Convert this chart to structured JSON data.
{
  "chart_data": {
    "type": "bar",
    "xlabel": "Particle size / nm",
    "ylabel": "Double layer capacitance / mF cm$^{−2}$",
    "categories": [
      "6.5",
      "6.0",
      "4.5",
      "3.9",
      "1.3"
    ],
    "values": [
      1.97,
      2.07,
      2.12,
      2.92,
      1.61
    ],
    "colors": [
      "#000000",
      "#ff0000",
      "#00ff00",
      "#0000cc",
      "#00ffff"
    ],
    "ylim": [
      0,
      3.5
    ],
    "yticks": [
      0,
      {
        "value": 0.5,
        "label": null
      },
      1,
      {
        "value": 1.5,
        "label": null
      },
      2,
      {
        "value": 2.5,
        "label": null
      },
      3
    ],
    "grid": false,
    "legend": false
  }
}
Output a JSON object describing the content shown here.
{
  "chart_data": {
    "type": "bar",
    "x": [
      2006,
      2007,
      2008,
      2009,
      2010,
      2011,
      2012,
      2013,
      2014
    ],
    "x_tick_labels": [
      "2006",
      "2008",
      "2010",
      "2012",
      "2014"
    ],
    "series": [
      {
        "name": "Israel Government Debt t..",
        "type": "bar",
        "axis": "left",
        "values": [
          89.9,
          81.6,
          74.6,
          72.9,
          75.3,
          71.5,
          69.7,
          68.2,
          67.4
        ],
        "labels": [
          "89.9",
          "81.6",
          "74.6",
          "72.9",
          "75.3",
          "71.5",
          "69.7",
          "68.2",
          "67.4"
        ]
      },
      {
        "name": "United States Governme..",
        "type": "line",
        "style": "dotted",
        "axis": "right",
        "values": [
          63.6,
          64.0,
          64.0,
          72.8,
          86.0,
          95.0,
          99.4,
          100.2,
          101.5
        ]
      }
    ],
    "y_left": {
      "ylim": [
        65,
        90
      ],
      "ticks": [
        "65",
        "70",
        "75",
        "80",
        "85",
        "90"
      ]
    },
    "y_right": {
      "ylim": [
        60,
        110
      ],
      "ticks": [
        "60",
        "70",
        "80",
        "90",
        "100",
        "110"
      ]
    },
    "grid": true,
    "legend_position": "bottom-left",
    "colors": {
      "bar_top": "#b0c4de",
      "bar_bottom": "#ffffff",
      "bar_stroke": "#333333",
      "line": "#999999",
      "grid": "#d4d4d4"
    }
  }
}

· · · · ·

_Given task:_ Would you give the material above again, complete and exact?

_Answer in full:_
Convert this chart to structured JSON data.
{
  "chart_data": {
    "type": "bar",
    "xlabel": "Particle size / nm",
    "ylabel": "Double layer capacitance / mF cm$^{−2}$",
    "categories": [
      "6.5",
      "6.0",
      "4.5",
      "3.9",
      "1.3"
    ],
    "values": [
      1.97,
      2.07,
      2.12,
      2.92,
      1.61
    ],
    "colors": [
      "#000000",
      "#ff0000",
      "#00ff00",
      "#0000cc",
      "#00ffff"
    ],
    "ylim": [
      0,
      3.5
    ],
    "yticks": [
      0,
      {
        "value": 0.5,
        "label": null
      },
      1,
      {
        "value": 1.5,
        "label": null
      },
      2,
      {
        "value": 2.5,
        "label": null
      },
      3
    ],
    "grid": false,
    "legend": false
  }
}
Output a JSON object describing the content shown here.
{
  "chart_data": {
    "type": "bar",
    "x": [
      2006,
      2007,
      2008,
      2009,
      2010,
      2011,
      2012,
      2013,
      2014
    ],
    "x_tick_labels": [
      "2006",
      "2008",
      "2010",
      "2012",
      "2014"
    ],
    "series": [
      {
        "name": "Israel Government Debt t..",
        "type": "bar",
        "axis": "left",
        "values": [
          89.9,
          81.6,
          74.6,
          72.9,
          75.3,
          71.5,
          69.7,
          68.2,
          67.4
        ],
        "labels": [
          "89.9",
          "81.6",
          "74.6",
          "72.9",
          "75.3",
          "71.5",
          "69.7",
          "68.2",
          "67.4"
        ]
      },
      {
        "name": "United States Governme..",
        "type": "line",
        "style": "dotted",
        "axis": "right",
        "values": [
          63.6,
          64.0,
          64.0,
          72.8,
          86.0,
          95.0,
          99.4,
          100.2,
          101.5
        ]
      }
    ],
    "y_left": {
      "ylim": [
        65,
        90
      ],
      "ticks": [
        "65",
        "70",
        "75",
        "80",
        "85",
        "90"
      ]
    },
    "y_right": {
      "ylim": [
        60,
        110
      ],
      "ticks": [
        "60",
        "70",
        "80",
        "90",
        "100",
        "110"
      ]
    },
    "grid": true,
    "legend_position": "bottom-left",
    "colors": {
      "bar_top": "#b0c4de",
      "bar_bottom": "#ffffff",
      "bar_stroke": "#333333",
      "line": "#999999",
      "grid": "#d4d4d4"
    }
  }
}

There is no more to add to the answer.